[Collected data entries]
--------------------------------

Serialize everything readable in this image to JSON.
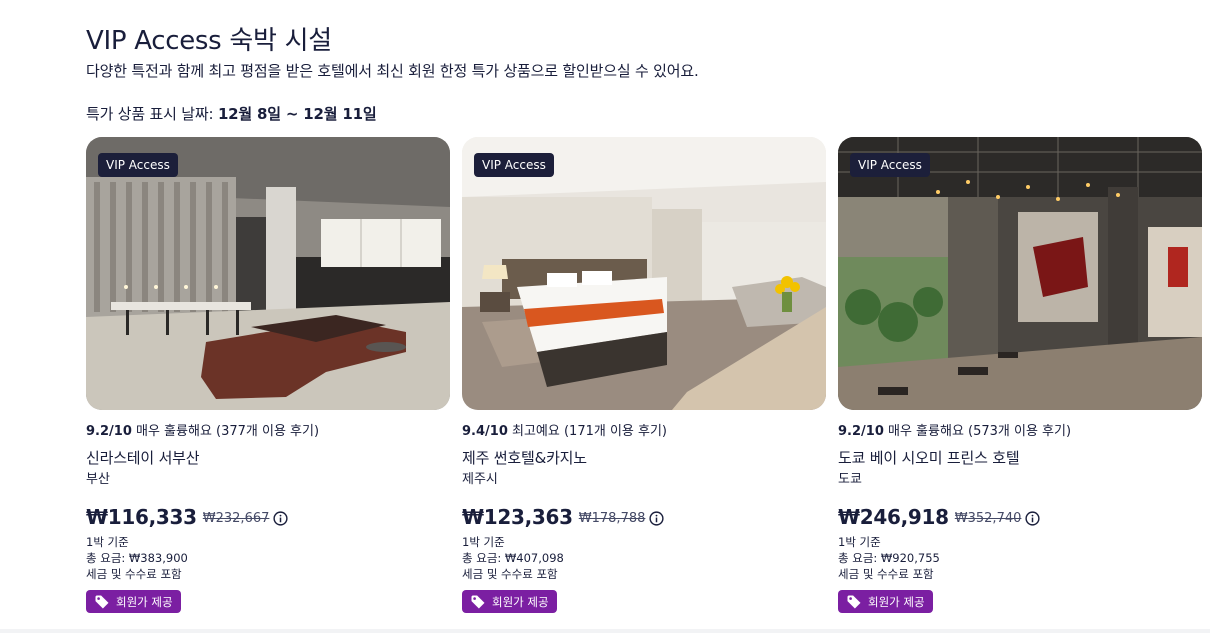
{
  "section": {
    "title": "VIP Access 숙박 시설",
    "subtitle": "다양한 특전과 함께 최고 평점을 받은 호텔에서 최신 회원 한정 특가 상품으로 할인받으실 수 있어요.",
    "dates_label": "특가 상품 표시 날짜: ",
    "dates_value": "12월 8일 ~ 12월 11일"
  },
  "cards": [
    {
      "badge": "VIP Access",
      "score": "9.2/10",
      "rating_text": " 매우 훌륭해요 (377개 이용 후기)",
      "name": "신라스테이 서부산",
      "city": "부산",
      "price": "₩116,333",
      "old_price": "₩232,667",
      "per_night": "1박 기준",
      "total": "총 요금: ₩383,900",
      "tax_note": "세금 및 수수료 포함",
      "member_tag": "회원가 제공"
    },
    {
      "badge": "VIP Access",
      "score": "9.4/10",
      "rating_text": " 최고예요 (171개 이용 후기)",
      "name": "제주 썬호텔&카지노",
      "city": "제주시",
      "price": "₩123,363",
      "old_price": "₩178,788",
      "per_night": "1박 기준",
      "total": "총 요금: ₩407,098",
      "tax_note": "세금 및 수수료 포함",
      "member_tag": "회원가 제공"
    },
    {
      "badge": "VIP Access",
      "score": "9.2/10",
      "rating_text": " 매우 훌륭해요 (573개 이용 후기)",
      "name": "도쿄 베이 시오미 프린스 호텔",
      "city": "도쿄",
      "price": "₩246,918",
      "old_price": "₩352,740",
      "per_night": "1박 기준",
      "total": "총 요금: ₩920,755",
      "tax_note": "세금 및 수수료 포함",
      "member_tag": "회원가 제공"
    }
  ],
  "icons": {
    "price_info": "info-circle-icon",
    "member_tag": "tag-icon"
  },
  "colors": {
    "badge_dark": "#1c1f3a",
    "member_tag": "#7b1fa2",
    "text": "#191e3b"
  }
}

--------------------------------

Every line of text is to be repeated exactly; pictures are left out.

Serialize everything readable in this image to JSON.
{
  "section": {
    "title": "VIP Access 숙박 시설",
    "subtitle": "다양한 특전과 함께 최고 평점을 받은 호텔에서 최신 회원 한정 특가 상품으로 할인받으실 수 있어요.",
    "dates_label": "특가 상품 표시 날짜: ",
    "dates_value": "12월 8일 ~ 12월 11일"
  },
  "cards": [
    {
      "badge": "VIP Access",
      "score": "9.2/10",
      "rating_text": " 매우 훌륭해요 (377개 이용 후기)",
      "name": "신라스테이 서부산",
      "city": "부산",
      "price": "₩116,333",
      "old_price": "₩232,667",
      "per_night": "1박 기준",
      "total": "총 요금: ₩383,900",
      "tax_note": "세금 및 수수료 포함",
      "member_tag": "회원가 제공"
    },
    {
      "badge": "VIP Access",
      "score": "9.4/10",
      "rating_text": " 최고예요 (171개 이용 후기)",
      "name": "제주 썬호텔&카지노",
      "city": "제주시",
      "price": "₩123,363",
      "old_price": "₩178,788",
      "per_night": "1박 기준",
      "total": "총 요금: ₩407,098",
      "tax_note": "세금 및 수수료 포함",
      "member_tag": "회원가 제공"
    },
    {
      "badge": "VIP Access",
      "score": "9.2/10",
      "rating_text": " 매우 훌륭해요 (573개 이용 후기)",
      "name": "도쿄 베이 시오미 프린스 호텔",
      "city": "도쿄",
      "price": "₩246,918",
      "old_price": "₩352,740",
      "per_night": "1박 기준",
      "total": "총 요금: ₩920,755",
      "tax_note": "세금 및 수수료 포함",
      "member_tag": "회원가 제공"
    }
  ],
  "icons": {
    "price_info": "info-circle-icon",
    "member_tag": "tag-icon"
  },
  "colors": {
    "badge_dark": "#1c1f3a",
    "member_tag": "#7b1fa2",
    "text": "#191e3b"
  }
}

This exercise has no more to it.